## Task directions
Give the number of lines in the records below that include "total". Reply with that number alone.

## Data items
☆ ☆ ☆ ☆ ☆

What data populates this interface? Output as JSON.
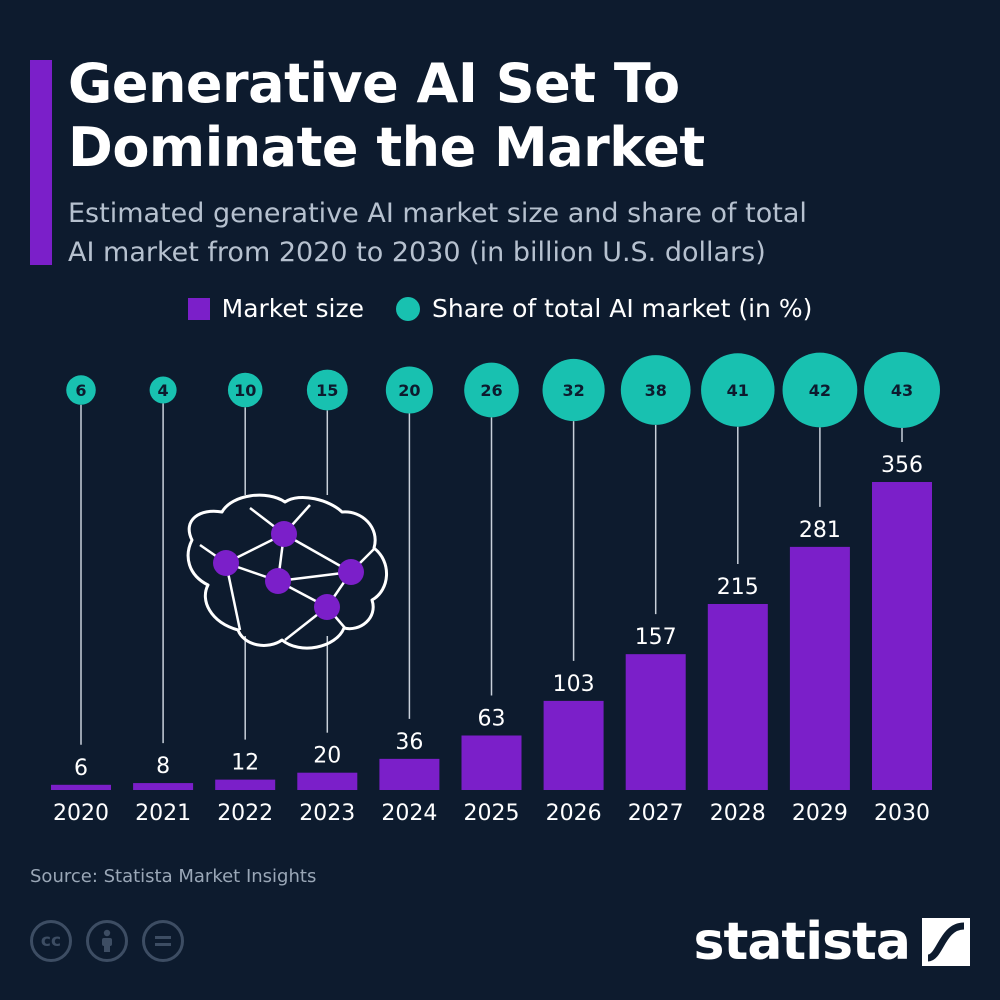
{
  "header": {
    "title_line1": "Generative AI Set To",
    "title_line2": "Dominate the Market",
    "subtitle_line1": "Estimated generative AI market size and share of total",
    "subtitle_line2": "AI market from 2020 to 2030 (in billion U.S. dollars)"
  },
  "legend": {
    "bar_label": "Market size",
    "dot_label": "Share of total AI market (in %)"
  },
  "colors": {
    "background": "#0d1b2e",
    "bar": "#7b1fc9",
    "bubble": "#18c1b0",
    "accent": "#7b1fc9"
  },
  "chart_data": {
    "type": "bar",
    "categories": [
      "2020",
      "2021",
      "2022",
      "2023",
      "2024",
      "2025",
      "2026",
      "2027",
      "2028",
      "2029",
      "2030"
    ],
    "series": [
      {
        "name": "Market size",
        "values": [
          6,
          8,
          12,
          20,
          36,
          63,
          103,
          157,
          215,
          281,
          356
        ]
      },
      {
        "name": "Share of total AI market (in %)",
        "values": [
          6,
          4,
          10,
          15,
          20,
          26,
          32,
          38,
          41,
          42,
          43
        ]
      }
    ],
    "ylim": [
      0,
      356
    ],
    "grid": false,
    "legend_position": "top-center"
  },
  "illustration": {
    "icon": "brain-network-icon"
  },
  "footer": {
    "source": "Source: Statista Market Insights",
    "brand": "statista",
    "license_icons": [
      "cc-icon",
      "by-person-icon",
      "nd-equals-icon"
    ]
  }
}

☆ ☆ ☆ ☆ ☆

## Finished answer
3